• _Aim of the task_
Output all of the data below exactly as given.

** Start Supplied data **

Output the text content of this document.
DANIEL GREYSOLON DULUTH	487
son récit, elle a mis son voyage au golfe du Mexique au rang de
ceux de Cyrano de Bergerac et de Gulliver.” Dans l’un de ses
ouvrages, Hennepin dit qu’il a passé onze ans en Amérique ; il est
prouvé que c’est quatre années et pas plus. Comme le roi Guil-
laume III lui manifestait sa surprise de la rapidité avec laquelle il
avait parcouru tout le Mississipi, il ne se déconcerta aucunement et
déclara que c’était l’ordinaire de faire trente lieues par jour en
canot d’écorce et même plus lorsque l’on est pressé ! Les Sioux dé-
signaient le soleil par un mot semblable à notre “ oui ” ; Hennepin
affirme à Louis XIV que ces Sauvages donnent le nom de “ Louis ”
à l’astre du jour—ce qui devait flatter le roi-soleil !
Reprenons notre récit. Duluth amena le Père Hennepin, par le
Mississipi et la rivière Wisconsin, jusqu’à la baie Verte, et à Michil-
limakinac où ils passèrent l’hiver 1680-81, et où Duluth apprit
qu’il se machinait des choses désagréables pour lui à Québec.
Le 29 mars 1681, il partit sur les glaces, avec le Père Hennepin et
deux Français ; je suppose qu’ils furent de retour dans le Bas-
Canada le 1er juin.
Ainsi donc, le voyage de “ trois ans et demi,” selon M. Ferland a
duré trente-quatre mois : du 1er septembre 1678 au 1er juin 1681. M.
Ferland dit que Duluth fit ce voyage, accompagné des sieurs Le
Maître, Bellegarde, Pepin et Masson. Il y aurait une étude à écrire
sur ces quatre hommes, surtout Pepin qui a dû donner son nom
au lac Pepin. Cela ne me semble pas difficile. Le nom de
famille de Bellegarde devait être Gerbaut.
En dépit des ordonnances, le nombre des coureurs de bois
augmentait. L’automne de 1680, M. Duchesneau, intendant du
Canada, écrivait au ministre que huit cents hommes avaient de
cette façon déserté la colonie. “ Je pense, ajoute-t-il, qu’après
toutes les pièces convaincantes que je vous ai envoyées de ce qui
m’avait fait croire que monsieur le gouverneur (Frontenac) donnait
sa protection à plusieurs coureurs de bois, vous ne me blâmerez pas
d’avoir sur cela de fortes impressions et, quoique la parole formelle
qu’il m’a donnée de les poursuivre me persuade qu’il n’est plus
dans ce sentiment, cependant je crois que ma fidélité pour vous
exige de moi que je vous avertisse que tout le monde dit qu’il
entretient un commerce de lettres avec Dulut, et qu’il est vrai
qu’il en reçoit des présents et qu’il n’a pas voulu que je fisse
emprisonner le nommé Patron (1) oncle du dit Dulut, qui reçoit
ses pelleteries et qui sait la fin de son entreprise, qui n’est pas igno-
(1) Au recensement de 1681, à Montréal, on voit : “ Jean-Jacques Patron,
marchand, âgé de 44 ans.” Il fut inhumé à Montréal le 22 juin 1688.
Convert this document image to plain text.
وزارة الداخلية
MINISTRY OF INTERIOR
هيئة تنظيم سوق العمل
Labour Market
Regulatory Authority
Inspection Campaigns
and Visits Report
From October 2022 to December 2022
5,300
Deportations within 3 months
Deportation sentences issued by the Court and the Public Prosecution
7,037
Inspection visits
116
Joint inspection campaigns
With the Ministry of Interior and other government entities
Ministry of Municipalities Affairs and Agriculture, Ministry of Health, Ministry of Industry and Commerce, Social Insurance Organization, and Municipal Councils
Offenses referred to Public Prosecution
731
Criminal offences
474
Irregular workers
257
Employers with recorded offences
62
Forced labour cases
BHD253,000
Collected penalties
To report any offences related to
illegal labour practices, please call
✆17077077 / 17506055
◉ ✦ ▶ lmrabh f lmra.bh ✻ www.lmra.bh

** End Supplied data **

• _Correct result_
Output the text content of this document.
DANIEL GREYSOLON DULUTH	487
son récit, elle a mis son voyage au golfe du Mexique au rang de
ceux de Cyrano de Bergerac et de Gulliver.” Dans l’un de ses
ouvrages, Hennepin dit qu’il a passé onze ans en Amérique ; il est
prouvé que c’est quatre années et pas plus. Comme le roi Guil-
laume III lui manifestait sa surprise de la rapidité avec laquelle il
avait parcouru tout le Mississipi, il ne se déconcerta aucunement et
déclara que c’était l’ordinaire de faire trente lieues par jour en
canot d’écorce et même plus lorsque l’on est pressé ! Les Sioux dé-
signaient le soleil par un mot semblable à notre “ oui ” ; Hennepin
affirme à Louis XIV que ces Sauvages donnent le nom de “ Louis ”
à l’astre du jour—ce qui devait flatter le roi-soleil !
Reprenons notre récit. Duluth amena le Père Hennepin, par le
Mississipi et la rivière Wisconsin, jusqu’à la baie Verte, et à Michil-
limakinac où ils passèrent l’hiver 1680-81, et où Duluth apprit
qu’il se machinait des choses désagréables pour lui à Québec.
Le 29 mars 1681, il partit sur les glaces, avec le Père Hennepin et
deux Français ; je suppose qu’ils furent de retour dans le Bas-
Canada le 1er juin.
Ainsi donc, le voyage de “ trois ans et demi,” selon M. Ferland a
duré trente-quatre mois : du 1er septembre 1678 au 1er juin 1681. M.
Ferland dit que Duluth fit ce voyage, accompagné des sieurs Le
Maître, Bellegarde, Pepin et Masson. Il y aurait une étude à écrire
sur ces quatre hommes, surtout Pepin qui a dû donner son nom
au lac Pepin. Cela ne me semble pas difficile. Le nom de
famille de Bellegarde devait être Gerbaut.
En dépit des ordonnances, le nombre des coureurs de bois
augmentait. L’automne de 1680, M. Duchesneau, intendant du
Canada, écrivait au ministre que huit cents hommes avaient de
cette façon déserté la colonie. “ Je pense, ajoute-t-il, qu’après
toutes les pièces convaincantes que je vous ai envoyées de ce qui
m’avait fait croire que monsieur le gouverneur (Frontenac) donnait
sa protection à plusieurs coureurs de bois, vous ne me blâmerez pas
d’avoir sur cela de fortes impressions et, quoique la parole formelle
qu’il m’a donnée de les poursuivre me persuade qu’il n’est plus
dans ce sentiment, cependant je crois que ma fidélité pour vous
exige de moi que je vous avertisse que tout le monde dit qu’il
entretient un commerce de lettres avec Dulut, et qu’il est vrai
qu’il en reçoit des présents et qu’il n’a pas voulu que je fisse
emprisonner le nommé Patron (1) oncle du dit Dulut, qui reçoit
ses pelleteries et qui sait la fin de son entreprise, qui n’est pas igno-
(1) Au recensement de 1681, à Montréal, on voit : “ Jean-Jacques Patron,
marchand, âgé de 44 ans.” Il fut inhumé à Montréal le 22 juin 1688.
Convert this document image to plain text.
وزارة الداخلية
MINISTRY OF INTERIOR
هيئة تنظيم سوق العمل
Labour Market
Regulatory Authority
Inspection Campaigns
and Visits Report
From October 2022 to December 2022
5,300
Deportations within 3 months
Deportation sentences issued by the Court and the Public Prosecution
7,037
Inspection visits
116
Joint inspection campaigns
With the Ministry of Interior and other government entities
Ministry of Municipalities Affairs and Agriculture, Ministry of Health, Ministry of Industry and Commerce, Social Insurance Organization, and Municipal Councils
Offenses referred to Public Prosecution
731
Criminal offences
474
Irregular workers
257
Employers with recorded offences
62
Forced labour cases
BHD253,000
Collected penalties
To report any offences related to
illegal labour practices, please call
✆17077077 / 17506055
◉ ✦ ▶ lmrabh f lmra.bh ✻ www.lmra.bh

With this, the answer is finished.